Report every line below that contains the string "field", copying each such line in full.

___ Available data ___

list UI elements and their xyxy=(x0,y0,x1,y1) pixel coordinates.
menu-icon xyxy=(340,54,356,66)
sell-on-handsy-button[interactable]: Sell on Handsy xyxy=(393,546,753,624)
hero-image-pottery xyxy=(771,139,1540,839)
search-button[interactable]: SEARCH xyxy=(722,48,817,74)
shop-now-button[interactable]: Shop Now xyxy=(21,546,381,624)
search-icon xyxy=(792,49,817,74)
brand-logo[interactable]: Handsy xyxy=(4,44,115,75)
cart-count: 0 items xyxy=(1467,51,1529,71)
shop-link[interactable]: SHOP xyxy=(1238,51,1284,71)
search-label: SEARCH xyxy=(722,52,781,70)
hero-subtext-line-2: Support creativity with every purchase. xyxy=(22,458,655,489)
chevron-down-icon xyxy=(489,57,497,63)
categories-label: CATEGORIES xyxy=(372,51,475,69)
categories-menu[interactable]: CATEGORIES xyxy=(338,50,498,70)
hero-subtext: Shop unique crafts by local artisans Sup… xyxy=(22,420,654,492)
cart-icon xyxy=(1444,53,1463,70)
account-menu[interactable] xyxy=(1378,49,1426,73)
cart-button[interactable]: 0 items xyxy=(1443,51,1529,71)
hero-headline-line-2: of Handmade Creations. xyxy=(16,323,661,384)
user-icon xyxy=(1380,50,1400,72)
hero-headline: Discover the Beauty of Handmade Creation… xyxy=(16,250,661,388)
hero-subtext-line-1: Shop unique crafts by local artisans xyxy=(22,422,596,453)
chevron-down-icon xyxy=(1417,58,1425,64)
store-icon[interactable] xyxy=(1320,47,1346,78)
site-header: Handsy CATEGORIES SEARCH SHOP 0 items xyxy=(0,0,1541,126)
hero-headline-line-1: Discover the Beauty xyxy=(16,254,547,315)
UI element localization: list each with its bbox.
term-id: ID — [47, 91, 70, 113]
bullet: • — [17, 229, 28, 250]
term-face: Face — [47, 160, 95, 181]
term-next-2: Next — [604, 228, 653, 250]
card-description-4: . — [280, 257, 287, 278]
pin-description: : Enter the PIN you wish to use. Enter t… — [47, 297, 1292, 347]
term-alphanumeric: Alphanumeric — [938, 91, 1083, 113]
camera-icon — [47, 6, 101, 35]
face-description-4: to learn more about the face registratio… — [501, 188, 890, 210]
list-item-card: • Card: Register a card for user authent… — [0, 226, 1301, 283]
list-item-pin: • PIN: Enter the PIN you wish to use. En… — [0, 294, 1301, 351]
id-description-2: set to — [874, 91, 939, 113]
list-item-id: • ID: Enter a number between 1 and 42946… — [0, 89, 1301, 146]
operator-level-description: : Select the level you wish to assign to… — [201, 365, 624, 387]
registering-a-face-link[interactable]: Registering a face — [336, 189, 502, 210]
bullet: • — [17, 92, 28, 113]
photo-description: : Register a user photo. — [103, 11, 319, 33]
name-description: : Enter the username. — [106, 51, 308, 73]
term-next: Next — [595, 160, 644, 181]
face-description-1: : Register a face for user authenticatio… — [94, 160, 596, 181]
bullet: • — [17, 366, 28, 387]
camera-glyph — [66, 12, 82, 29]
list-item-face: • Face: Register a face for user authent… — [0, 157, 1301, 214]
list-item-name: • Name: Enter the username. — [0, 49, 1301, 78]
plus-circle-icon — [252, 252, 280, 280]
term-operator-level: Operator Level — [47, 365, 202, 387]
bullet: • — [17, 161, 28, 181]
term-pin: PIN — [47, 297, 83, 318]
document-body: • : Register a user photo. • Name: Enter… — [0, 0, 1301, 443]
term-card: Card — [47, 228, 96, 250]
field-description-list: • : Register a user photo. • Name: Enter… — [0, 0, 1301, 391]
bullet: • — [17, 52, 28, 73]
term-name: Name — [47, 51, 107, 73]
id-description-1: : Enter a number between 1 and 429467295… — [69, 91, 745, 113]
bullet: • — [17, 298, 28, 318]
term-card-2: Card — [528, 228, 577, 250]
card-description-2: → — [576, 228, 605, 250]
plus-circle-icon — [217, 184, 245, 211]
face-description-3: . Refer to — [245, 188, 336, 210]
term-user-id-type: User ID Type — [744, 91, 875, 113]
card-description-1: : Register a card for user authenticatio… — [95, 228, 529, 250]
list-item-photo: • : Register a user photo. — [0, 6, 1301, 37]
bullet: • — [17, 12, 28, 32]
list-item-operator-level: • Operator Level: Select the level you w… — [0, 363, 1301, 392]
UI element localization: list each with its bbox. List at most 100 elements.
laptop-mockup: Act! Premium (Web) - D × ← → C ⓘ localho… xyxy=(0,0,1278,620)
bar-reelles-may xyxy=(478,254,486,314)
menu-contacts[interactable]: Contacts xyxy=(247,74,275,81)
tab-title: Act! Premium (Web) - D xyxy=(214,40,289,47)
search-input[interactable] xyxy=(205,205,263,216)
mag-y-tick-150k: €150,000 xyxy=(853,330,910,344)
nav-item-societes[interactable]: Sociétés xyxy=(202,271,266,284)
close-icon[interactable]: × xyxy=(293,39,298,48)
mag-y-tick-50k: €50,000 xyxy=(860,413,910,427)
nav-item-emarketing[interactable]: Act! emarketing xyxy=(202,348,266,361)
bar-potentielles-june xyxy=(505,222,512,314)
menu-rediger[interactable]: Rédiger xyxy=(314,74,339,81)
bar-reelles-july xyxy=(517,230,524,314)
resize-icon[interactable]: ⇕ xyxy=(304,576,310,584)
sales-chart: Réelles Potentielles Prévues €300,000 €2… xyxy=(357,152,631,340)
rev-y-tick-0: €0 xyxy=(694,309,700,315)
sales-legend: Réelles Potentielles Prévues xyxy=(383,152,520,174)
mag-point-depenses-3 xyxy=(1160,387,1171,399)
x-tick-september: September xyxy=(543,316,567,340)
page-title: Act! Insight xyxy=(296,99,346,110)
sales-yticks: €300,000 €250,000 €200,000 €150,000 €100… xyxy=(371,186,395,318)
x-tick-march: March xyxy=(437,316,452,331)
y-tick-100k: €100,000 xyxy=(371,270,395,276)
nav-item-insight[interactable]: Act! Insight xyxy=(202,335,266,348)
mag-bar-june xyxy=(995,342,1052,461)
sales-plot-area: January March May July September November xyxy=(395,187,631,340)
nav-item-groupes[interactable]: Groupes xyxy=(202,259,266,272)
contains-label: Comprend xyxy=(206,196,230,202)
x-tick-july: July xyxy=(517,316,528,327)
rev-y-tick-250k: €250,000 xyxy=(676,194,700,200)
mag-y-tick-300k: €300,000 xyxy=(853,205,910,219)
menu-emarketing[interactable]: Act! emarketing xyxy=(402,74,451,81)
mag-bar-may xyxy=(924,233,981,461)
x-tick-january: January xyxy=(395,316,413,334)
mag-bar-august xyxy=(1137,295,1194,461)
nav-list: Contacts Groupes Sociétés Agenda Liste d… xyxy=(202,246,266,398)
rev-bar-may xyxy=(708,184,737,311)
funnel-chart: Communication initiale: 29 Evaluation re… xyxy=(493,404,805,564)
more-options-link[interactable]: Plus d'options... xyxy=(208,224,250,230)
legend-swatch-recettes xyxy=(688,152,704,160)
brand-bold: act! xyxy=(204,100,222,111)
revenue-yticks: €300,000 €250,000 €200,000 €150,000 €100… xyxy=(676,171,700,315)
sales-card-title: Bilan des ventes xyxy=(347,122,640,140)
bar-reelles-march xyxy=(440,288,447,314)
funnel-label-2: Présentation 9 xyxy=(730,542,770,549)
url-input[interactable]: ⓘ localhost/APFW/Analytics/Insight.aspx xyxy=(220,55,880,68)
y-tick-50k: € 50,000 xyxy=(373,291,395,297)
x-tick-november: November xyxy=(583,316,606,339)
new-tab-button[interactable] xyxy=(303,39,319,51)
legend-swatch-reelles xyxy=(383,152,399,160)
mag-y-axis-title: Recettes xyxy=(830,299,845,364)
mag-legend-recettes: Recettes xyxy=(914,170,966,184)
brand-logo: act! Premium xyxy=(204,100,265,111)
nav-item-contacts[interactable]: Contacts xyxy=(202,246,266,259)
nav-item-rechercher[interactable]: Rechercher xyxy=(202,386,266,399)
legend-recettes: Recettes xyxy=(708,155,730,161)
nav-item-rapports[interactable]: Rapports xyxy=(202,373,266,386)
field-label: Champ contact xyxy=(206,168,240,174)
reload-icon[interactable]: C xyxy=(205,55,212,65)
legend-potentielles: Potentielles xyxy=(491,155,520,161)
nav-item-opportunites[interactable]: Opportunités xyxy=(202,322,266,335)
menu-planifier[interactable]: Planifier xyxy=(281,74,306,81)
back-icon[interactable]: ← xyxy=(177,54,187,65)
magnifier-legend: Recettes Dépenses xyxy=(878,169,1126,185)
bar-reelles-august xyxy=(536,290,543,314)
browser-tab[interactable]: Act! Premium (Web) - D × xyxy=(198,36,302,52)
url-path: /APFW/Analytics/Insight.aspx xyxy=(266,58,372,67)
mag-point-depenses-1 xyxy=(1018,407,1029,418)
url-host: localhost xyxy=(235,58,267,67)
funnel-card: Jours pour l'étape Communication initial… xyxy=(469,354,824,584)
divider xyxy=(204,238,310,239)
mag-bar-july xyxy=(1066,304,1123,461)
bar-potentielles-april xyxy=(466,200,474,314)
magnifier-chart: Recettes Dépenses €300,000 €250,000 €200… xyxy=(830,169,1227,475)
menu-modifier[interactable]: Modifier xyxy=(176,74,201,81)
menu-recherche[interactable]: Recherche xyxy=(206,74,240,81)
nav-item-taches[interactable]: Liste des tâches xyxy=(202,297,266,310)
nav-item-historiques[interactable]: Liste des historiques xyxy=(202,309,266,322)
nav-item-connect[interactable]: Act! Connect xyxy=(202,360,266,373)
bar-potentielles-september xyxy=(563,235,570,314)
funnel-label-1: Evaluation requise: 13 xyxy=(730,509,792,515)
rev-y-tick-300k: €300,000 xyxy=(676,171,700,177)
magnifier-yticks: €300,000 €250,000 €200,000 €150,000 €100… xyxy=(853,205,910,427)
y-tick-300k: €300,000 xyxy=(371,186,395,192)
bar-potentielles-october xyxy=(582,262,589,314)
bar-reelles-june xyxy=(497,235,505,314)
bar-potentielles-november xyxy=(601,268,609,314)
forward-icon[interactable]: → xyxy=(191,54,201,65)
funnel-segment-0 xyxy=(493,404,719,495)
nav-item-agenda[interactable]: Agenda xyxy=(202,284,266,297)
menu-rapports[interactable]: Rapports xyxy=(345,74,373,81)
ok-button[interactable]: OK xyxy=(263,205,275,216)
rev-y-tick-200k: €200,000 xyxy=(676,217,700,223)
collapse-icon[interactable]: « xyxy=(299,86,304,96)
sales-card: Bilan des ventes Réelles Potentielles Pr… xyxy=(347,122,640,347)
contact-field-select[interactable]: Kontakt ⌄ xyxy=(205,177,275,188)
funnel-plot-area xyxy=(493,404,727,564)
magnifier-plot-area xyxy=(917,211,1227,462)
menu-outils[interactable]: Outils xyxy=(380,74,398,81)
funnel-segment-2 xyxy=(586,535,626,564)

___

> [Exercise answer]
field-description-list: • : Register a user photo. • Name: Enter… — [0, 0, 1301, 391]
field-label: Champ contact xyxy=(206,168,240,174)
contact-field-select[interactable]: Kontakt ⌄ xyxy=(205,177,275,188)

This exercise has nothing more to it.